Report every line below that holds the word "name".

----- Given entries -----

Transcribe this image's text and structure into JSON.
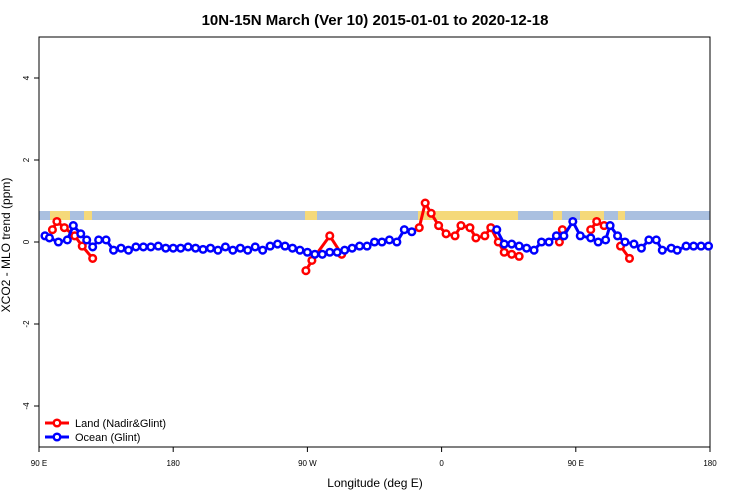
{
  "chart_data": {
    "type": "line",
    "title": "10N-15N March (Ver 10)   2015-01-01 to 2020-12-18",
    "xlabel": "Longitude (deg E)",
    "ylabel": "XCO2 - MLO trend (ppm)",
    "xlim": [
      90,
      540
    ],
    "ylim": [
      -5,
      5
    ],
    "xticks": [
      {
        "value": 90,
        "label": "90 E"
      },
      180,
      {
        "value": 270,
        "label": "90 W"
      },
      {
        "value": 360,
        "label": "0"
      },
      {
        "value": 450,
        "label": "90 E"
      },
      {
        "value": 540,
        "label": "180"
      }
    ],
    "yticks": [
      -4,
      -2,
      0,
      2,
      4
    ],
    "legend": "bottom-left",
    "series": [
      {
        "name": "Land (Nadir&Glint)",
        "color": "#ff0000",
        "x": [
          99,
          102,
          107,
          114,
          119,
          126,
          200,
          269,
          273,
          285,
          293,
          320,
          345,
          349,
          353,
          358,
          363,
          369,
          373,
          379,
          383,
          389,
          393,
          398,
          402,
          407,
          412,
          425,
          439,
          441,
          455,
          460,
          464,
          469,
          475,
          480,
          486
        ],
        "values": [
          0.3,
          0.5,
          0.35,
          0.15,
          -0.1,
          -0.4,
          null,
          -0.7,
          -0.45,
          0.15,
          -0.3,
          null,
          0.35,
          0.95,
          0.7,
          0.4,
          0.2,
          0.15,
          0.4,
          0.35,
          0.1,
          0.15,
          0.35,
          0.0,
          -0.25,
          -0.3,
          -0.35,
          null,
          0.0,
          0.3,
          null,
          0.3,
          0.5,
          0.4,
          null,
          -0.1,
          -0.4
        ]
      },
      {
        "name": "Ocean (Glint)",
        "color": "#0000ff",
        "x": [
          94,
          97,
          103,
          109,
          113,
          118,
          122,
          126,
          130,
          135,
          140,
          145,
          150,
          155,
          160,
          165,
          170,
          175,
          180,
          185,
          190,
          195,
          200,
          205,
          210,
          215,
          220,
          225,
          230,
          235,
          240,
          245,
          250,
          255,
          260,
          265,
          270,
          275,
          280,
          285,
          290,
          295,
          300,
          305,
          310,
          315,
          320,
          325,
          330,
          335,
          340,
          370,
          397,
          402,
          407,
          412,
          417,
          422,
          427,
          432,
          437,
          442,
          448,
          453,
          460,
          465,
          470,
          473,
          478,
          483,
          489,
          494,
          499,
          504,
          508,
          514,
          518,
          524,
          529,
          534,
          539
        ],
        "values": [
          0.15,
          0.1,
          0.0,
          0.05,
          0.4,
          0.2,
          0.05,
          -0.12,
          0.05,
          0.05,
          -0.2,
          -0.15,
          -0.2,
          -0.12,
          -0.12,
          -0.12,
          -0.1,
          -0.15,
          -0.15,
          -0.15,
          -0.12,
          -0.15,
          -0.18,
          -0.15,
          -0.2,
          -0.12,
          -0.2,
          -0.15,
          -0.2,
          -0.12,
          -0.2,
          -0.1,
          -0.05,
          -0.1,
          -0.15,
          -0.2,
          -0.25,
          -0.3,
          -0.3,
          -0.25,
          -0.25,
          -0.2,
          -0.15,
          -0.1,
          -0.1,
          0.0,
          0.0,
          0.05,
          0.0,
          0.3,
          0.25,
          null,
          0.3,
          -0.05,
          -0.05,
          -0.1,
          -0.15,
          -0.2,
          0.0,
          0.0,
          0.15,
          0.15,
          0.5,
          0.15,
          0.1,
          0.0,
          0.05,
          0.4,
          0.15,
          0.0,
          -0.05,
          -0.15,
          0.05,
          0.05,
          -0.2,
          -0.15,
          -0.2,
          -0.1,
          -0.1,
          -0.1,
          -0.1
        ]
      }
    ]
  }
}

-----

Solution for this exercise.
        "name": "Land (Nadir&Glint)",
        "name": "Ocean (Glint)",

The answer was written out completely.